_WHAT YOU WILL DO_
Extract and list every line that contains the word "kind".

********************

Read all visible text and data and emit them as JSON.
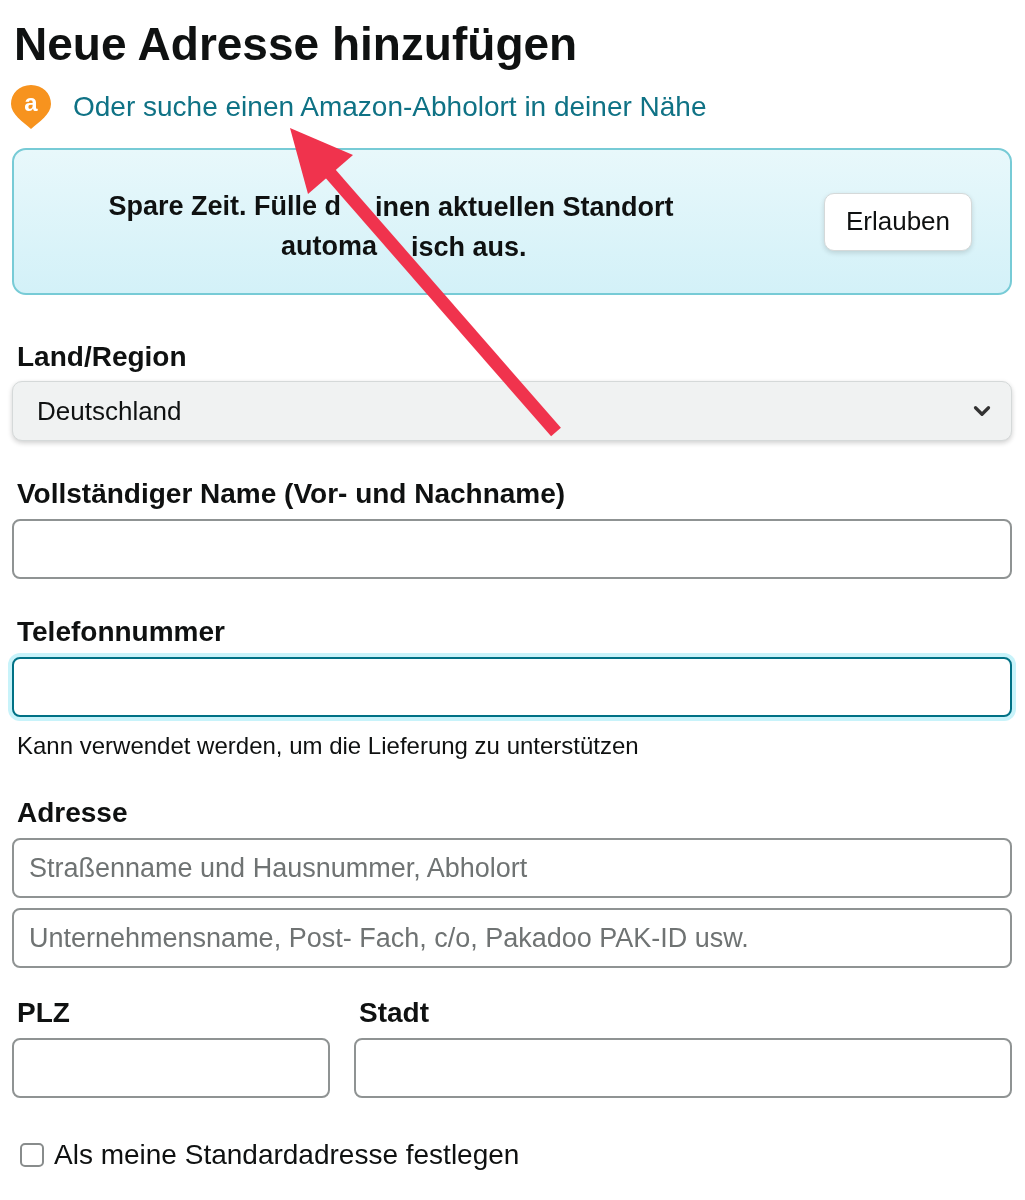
{
  "title": "Neue Adresse hinzufügen",
  "pickup_link": {
    "badge": "a",
    "text": "Oder suche einen Amazon-Abholort in deiner Nähe"
  },
  "location_banner": {
    "message_lines": [
      [
        "Spare Zeit. Fülle d",
        "inen aktuellen Standort"
      ],
      [
        "automa",
        "isch aus."
      ]
    ],
    "button": "Erlauben"
  },
  "fields": [
    {
      "kind": "select",
      "label": "Land/Region",
      "value": "Deutschland"
    },
    {
      "kind": "input",
      "label": "Vollständiger Name (Vor- und Nachname)",
      "focused": false
    },
    {
      "kind": "input",
      "label": "Telefonnummer",
      "focused": true,
      "hint": "Kann verwendet werden, um die Lieferung zu unterstützen"
    },
    {
      "kind": "stack",
      "label": "Adresse",
      "inputs": [
        {
          "placeholder": "Straßenname und Hausnummer, Abholort",
          "focused": false
        },
        {
          "placeholder": "Unternehmensname, Post- Fach, c/o, Pakadoo PAK-ID usw.",
          "focused": false
        }
      ]
    },
    {
      "kind": "split",
      "parts": [
        {
          "label": "PLZ",
          "focused": false
        },
        {
          "label": "Stadt",
          "focused": false
        }
      ]
    }
  ],
  "default_address": {
    "label": "Als meine Standardadresse festlegen",
    "checked": false
  }
}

********************

_RESULT FOR THIS EXERCISE_
      "kind": "select",
      "kind": "input",
      "kind": "input",
      "kind": "stack",
      "kind": "split",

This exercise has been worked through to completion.